Directions: What you write must be the listing below in full, word for word, minus its pictures.

The records:
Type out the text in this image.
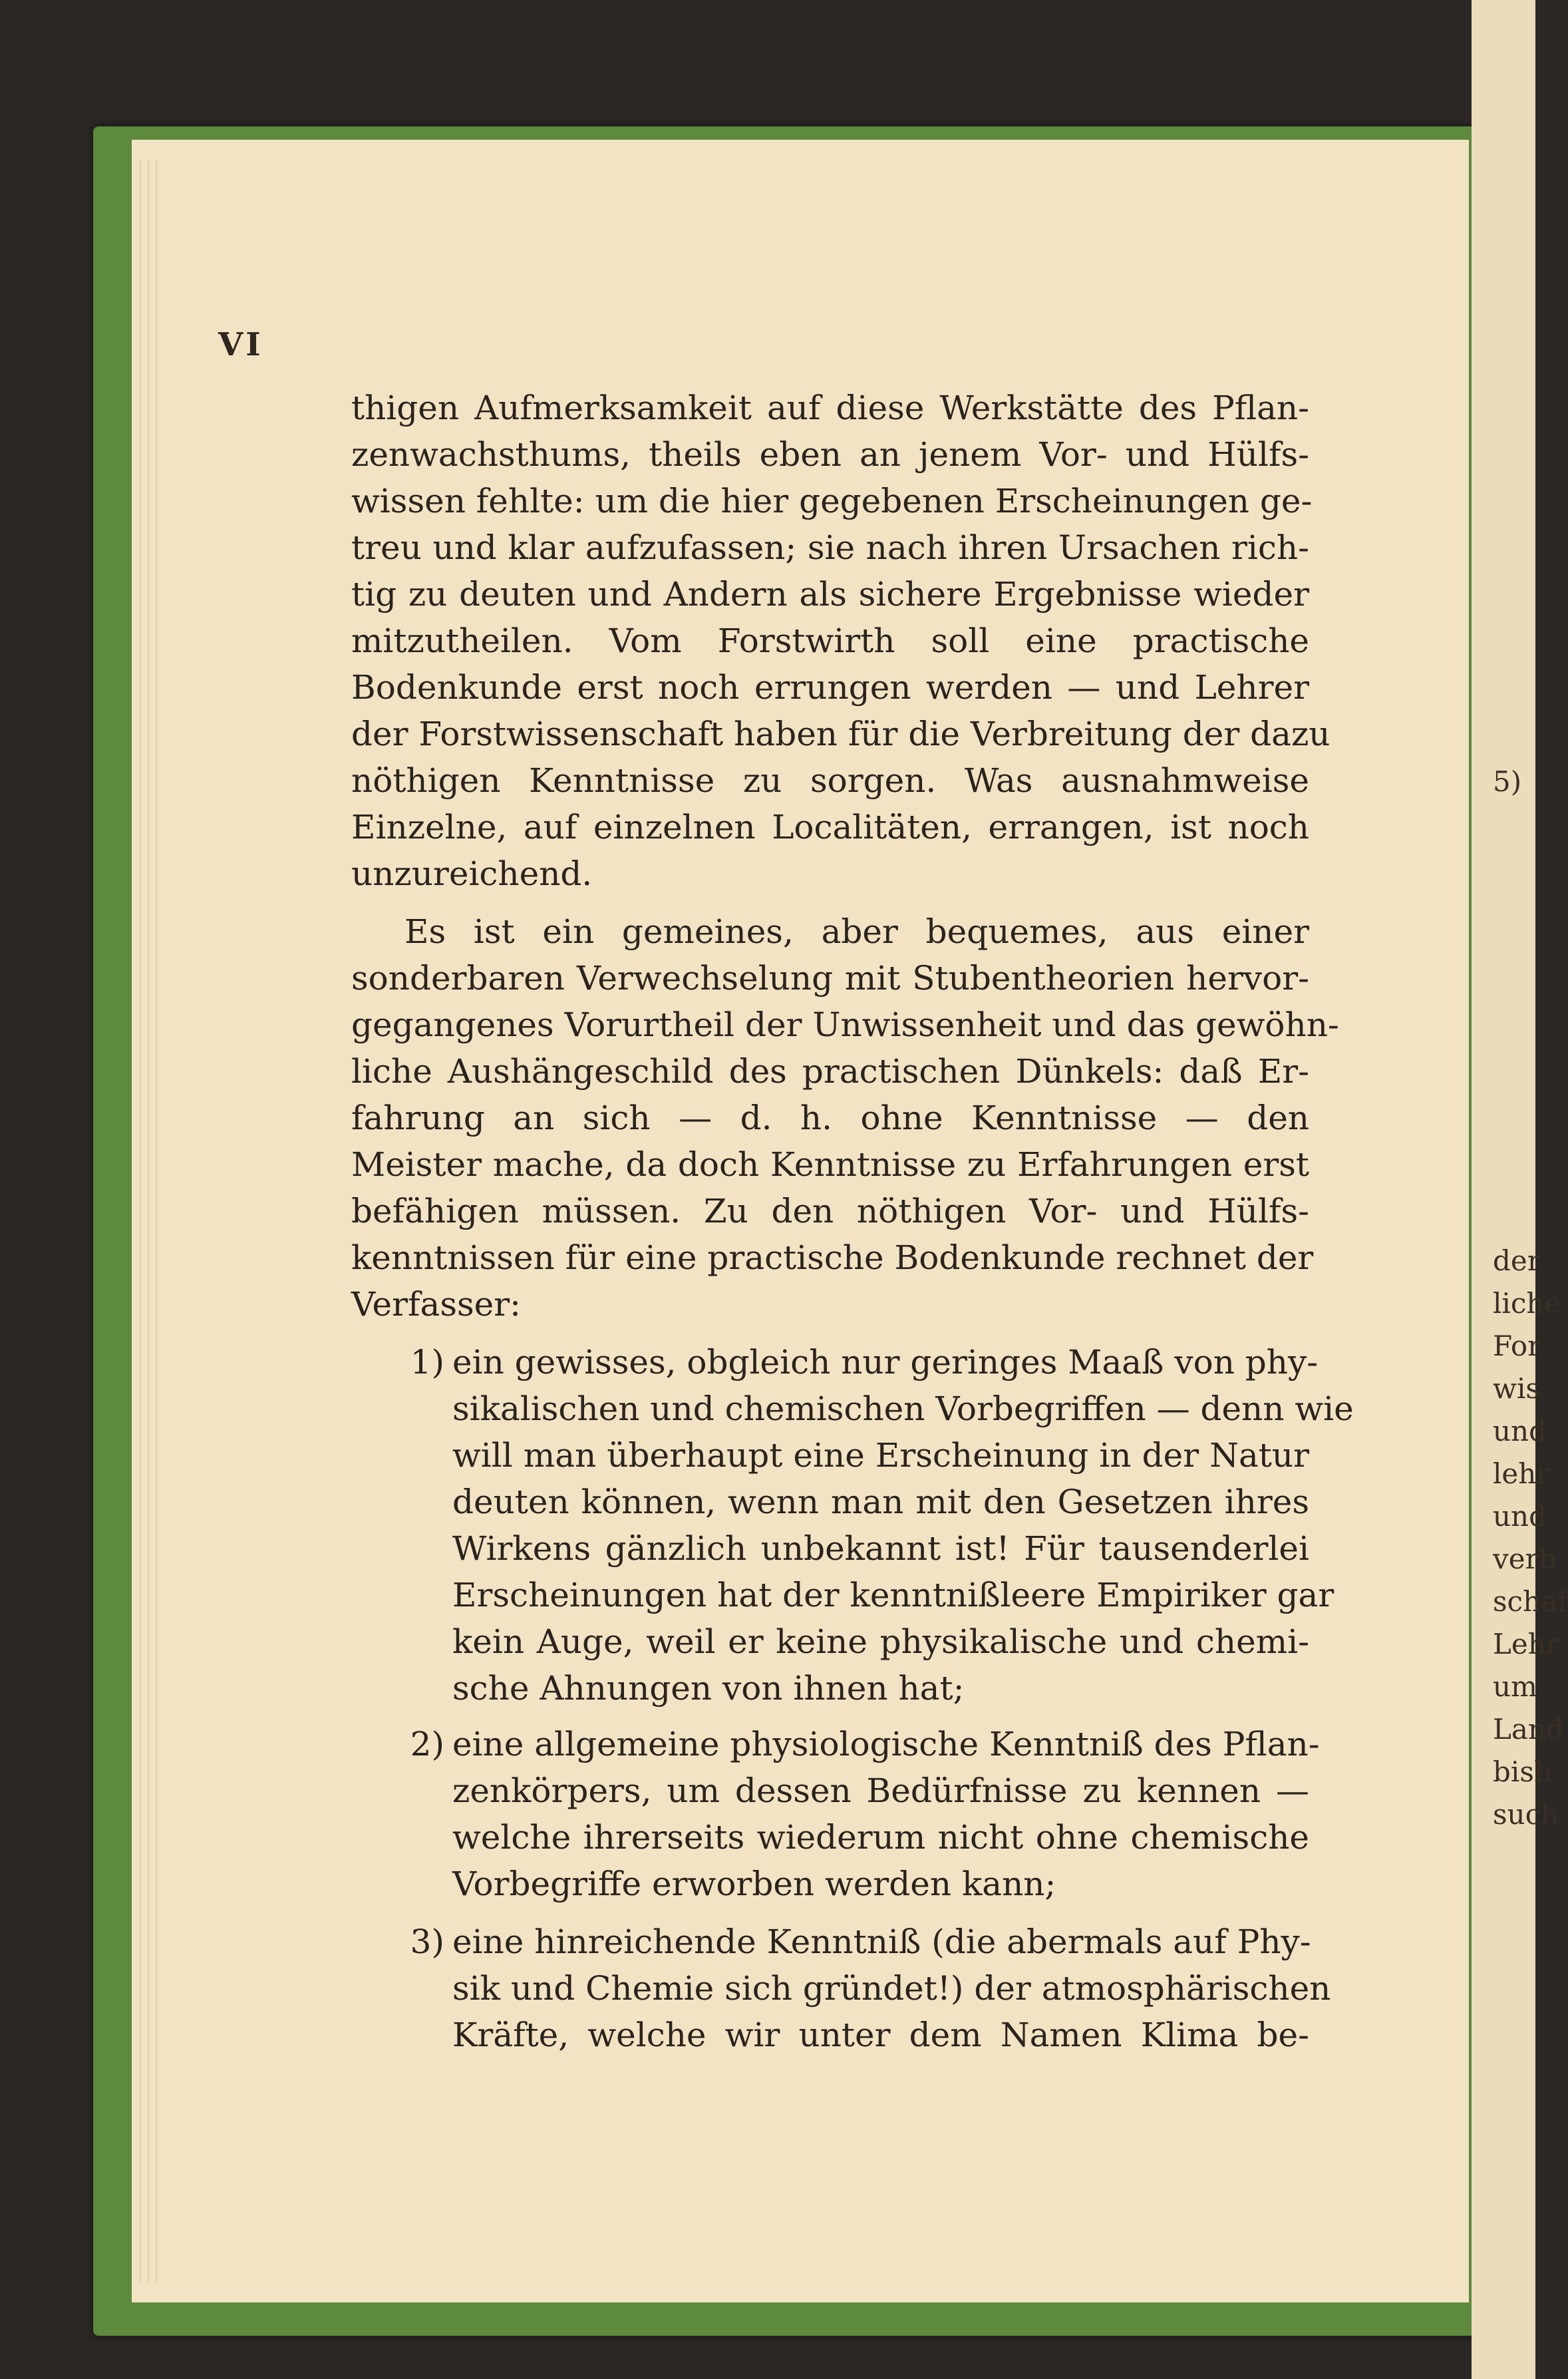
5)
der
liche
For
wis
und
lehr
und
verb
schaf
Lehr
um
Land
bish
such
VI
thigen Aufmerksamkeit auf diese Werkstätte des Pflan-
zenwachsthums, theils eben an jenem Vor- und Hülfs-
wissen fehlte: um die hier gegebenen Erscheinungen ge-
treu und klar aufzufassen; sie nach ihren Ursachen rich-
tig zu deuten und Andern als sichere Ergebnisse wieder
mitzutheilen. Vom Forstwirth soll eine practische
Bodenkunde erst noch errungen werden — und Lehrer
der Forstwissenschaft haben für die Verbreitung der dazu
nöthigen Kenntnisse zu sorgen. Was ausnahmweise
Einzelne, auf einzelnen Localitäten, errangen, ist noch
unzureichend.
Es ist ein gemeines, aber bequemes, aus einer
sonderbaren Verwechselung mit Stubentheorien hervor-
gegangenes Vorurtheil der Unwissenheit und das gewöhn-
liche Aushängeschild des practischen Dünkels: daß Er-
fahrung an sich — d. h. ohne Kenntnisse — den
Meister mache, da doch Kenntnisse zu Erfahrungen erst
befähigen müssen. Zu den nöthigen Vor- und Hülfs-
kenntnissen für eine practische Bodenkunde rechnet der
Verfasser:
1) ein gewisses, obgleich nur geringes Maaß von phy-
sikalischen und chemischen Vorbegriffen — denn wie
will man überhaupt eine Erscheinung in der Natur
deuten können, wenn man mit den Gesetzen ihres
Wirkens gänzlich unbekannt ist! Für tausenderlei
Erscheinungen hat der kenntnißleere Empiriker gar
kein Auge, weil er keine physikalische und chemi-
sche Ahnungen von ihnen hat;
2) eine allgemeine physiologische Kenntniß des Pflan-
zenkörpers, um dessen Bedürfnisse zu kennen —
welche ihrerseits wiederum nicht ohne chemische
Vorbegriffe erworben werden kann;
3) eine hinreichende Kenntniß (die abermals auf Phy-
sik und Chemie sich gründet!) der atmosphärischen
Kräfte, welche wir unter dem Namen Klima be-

Task result:
Type out the text in this image.
5)
der
liche
For
wis
und
lehr
und
verb
schaf
Lehr
um
Land
bish
such
VI
thigen Aufmerksamkeit auf diese Werkstätte des Pflan-
zenwachsthums, theils eben an jenem Vor- und Hülfs-
wissen fehlte: um die hier gegebenen Erscheinungen ge-
treu und klar aufzufassen; sie nach ihren Ursachen rich-
tig zu deuten und Andern als sichere Ergebnisse wieder
mitzutheilen. Vom Forstwirth soll eine practische
Bodenkunde erst noch errungen werden — und Lehrer
der Forstwissenschaft haben für die Verbreitung der dazu
nöthigen Kenntnisse zu sorgen. Was ausnahmweise
Einzelne, auf einzelnen Localitäten, errangen, ist noch
unzureichend.
Es ist ein gemeines, aber bequemes, aus einer
sonderbaren Verwechselung mit Stubentheorien hervor-
gegangenes Vorurtheil der Unwissenheit und das gewöhn-
liche Aushängeschild des practischen Dünkels: daß Er-
fahrung an sich — d. h. ohne Kenntnisse — den
Meister mache, da doch Kenntnisse zu Erfahrungen erst
befähigen müssen. Zu den nöthigen Vor- und Hülfs-
kenntnissen für eine practische Bodenkunde rechnet der
Verfasser:
1) ein gewisses, obgleich nur geringes Maaß von phy-
sikalischen und chemischen Vorbegriffen — denn wie
will man überhaupt eine Erscheinung in der Natur
deuten können, wenn man mit den Gesetzen ihres
Wirkens gänzlich unbekannt ist! Für tausenderlei
Erscheinungen hat der kenntnißleere Empiriker gar
kein Auge, weil er keine physikalische und chemi-
sche Ahnungen von ihnen hat;
2) eine allgemeine physiologische Kenntniß des Pflan-
zenkörpers, um dessen Bedürfnisse zu kennen —
welche ihrerseits wiederum nicht ohne chemische
Vorbegriffe erworben werden kann;
3) eine hinreichende Kenntniß (die abermals auf Phy-
sik und Chemie sich gründet!) der atmosphärischen
Kräfte, welche wir unter dem Namen Klima be-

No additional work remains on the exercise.